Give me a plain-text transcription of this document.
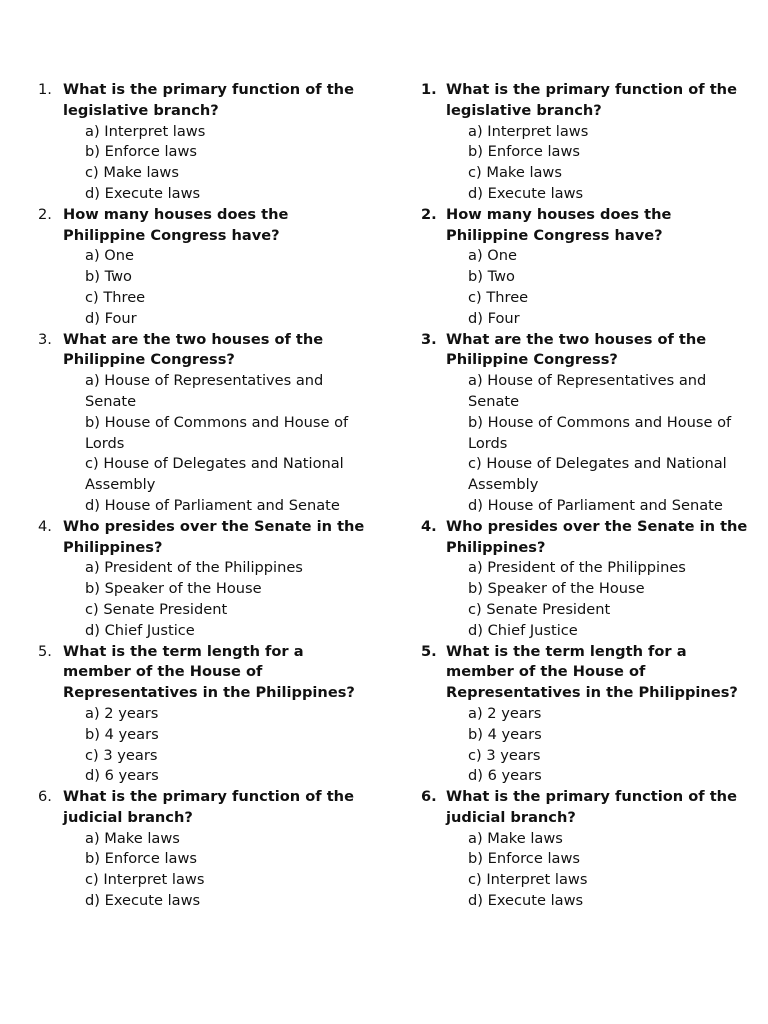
1. What is the primary function of the legislative branch?
a) Interpret laws
b) Enforce laws
c) Make laws
d) Execute laws
2. How many houses does the Philippine Congress have?
a) One
b) Two
c) Three
d) Four
3. What are the two houses of the Philippine Congress?
a) House of Representatives and Senate
b) House of Commons and House of Lords
c) House of Delegates and National Assembly
d) House of Parliament and Senate
4. Who presides over the Senate in the Philippines?
a) President of the Philippines
b) Speaker of the House
c) Senate President
d) Chief Justice
5. What is the term length for a member of the House of Representatives in the Philippines?
a) 2 years
b) 4 years
c) 3 years
d) 6 years
6. What is the primary function of the judicial branch?
a) Make laws
b) Enforce laws
c) Interpret laws
d) Execute laws
1. What is the primary function of the legislative branch?
a) Interpret laws
b) Enforce laws
c) Make laws
d) Execute laws
2. How many houses does the Philippine Congress have?
a) One
b) Two
c) Three
d) Four
3. What are the two houses of the Philippine Congress?
a) House of Representatives and Senate
b) House of Commons and House of Lords
c) House of Delegates and National Assembly
d) House of Parliament and Senate
4. Who presides over the Senate in the Philippines?
a) President of the Philippines
b) Speaker of the House
c) Senate President
d) Chief Justice
5. What is the term length for a member of the House of Representatives in the Philippines?
a) 2 years
b) 4 years
c) 3 years
d) 6 years
6. What is the primary function of the judicial branch?
a) Make laws
b) Enforce laws
c) Interpret laws
d) Execute laws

EXERCISE:
Copy every entry word for word, but omit the pictures.

RESULT FOR THIS TASK:
Give me a plain-text transcription of this document.
1. What is the primary function of the legislative branch?
a) Interpret laws
b) Enforce laws
c) Make laws
d) Execute laws
2. How many houses does the Philippine Congress have?
a) One
b) Two
c) Three
d) Four
3. What are the two houses of the Philippine Congress?
a) House of Representatives and Senate
b) House of Commons and House of Lords
c) House of Delegates and National Assembly
d) House of Parliament and Senate
4. Who presides over the Senate in the Philippines?
a) President of the Philippines
b) Speaker of the House
c) Senate President
d) Chief Justice
5. What is the term length for a member of the House of Representatives in the Philippines?
a) 2 years
b) 4 years
c) 3 years
d) 6 years
6. What is the primary function of the judicial branch?
a) Make laws
b) Enforce laws
c) Interpret laws
d) Execute laws
1. What is the primary function of the legislative branch?
a) Interpret laws
b) Enforce laws
c) Make laws
d) Execute laws
2. How many houses does the Philippine Congress have?
a) One
b) Two
c) Three
d) Four
3. What are the two houses of the Philippine Congress?
a) House of Representatives and Senate
b) House of Commons and House of Lords
c) House of Delegates and National Assembly
d) House of Parliament and Senate
4. Who presides over the Senate in the Philippines?
a) President of the Philippines
b) Speaker of the House
c) Senate President
d) Chief Justice
5. What is the term length for a member of the House of Representatives in the Philippines?
a) 2 years
b) 4 years
c) 3 years
d) 6 years
6. What is the primary function of the judicial branch?
a) Make laws
b) Enforce laws
c) Interpret laws
d) Execute laws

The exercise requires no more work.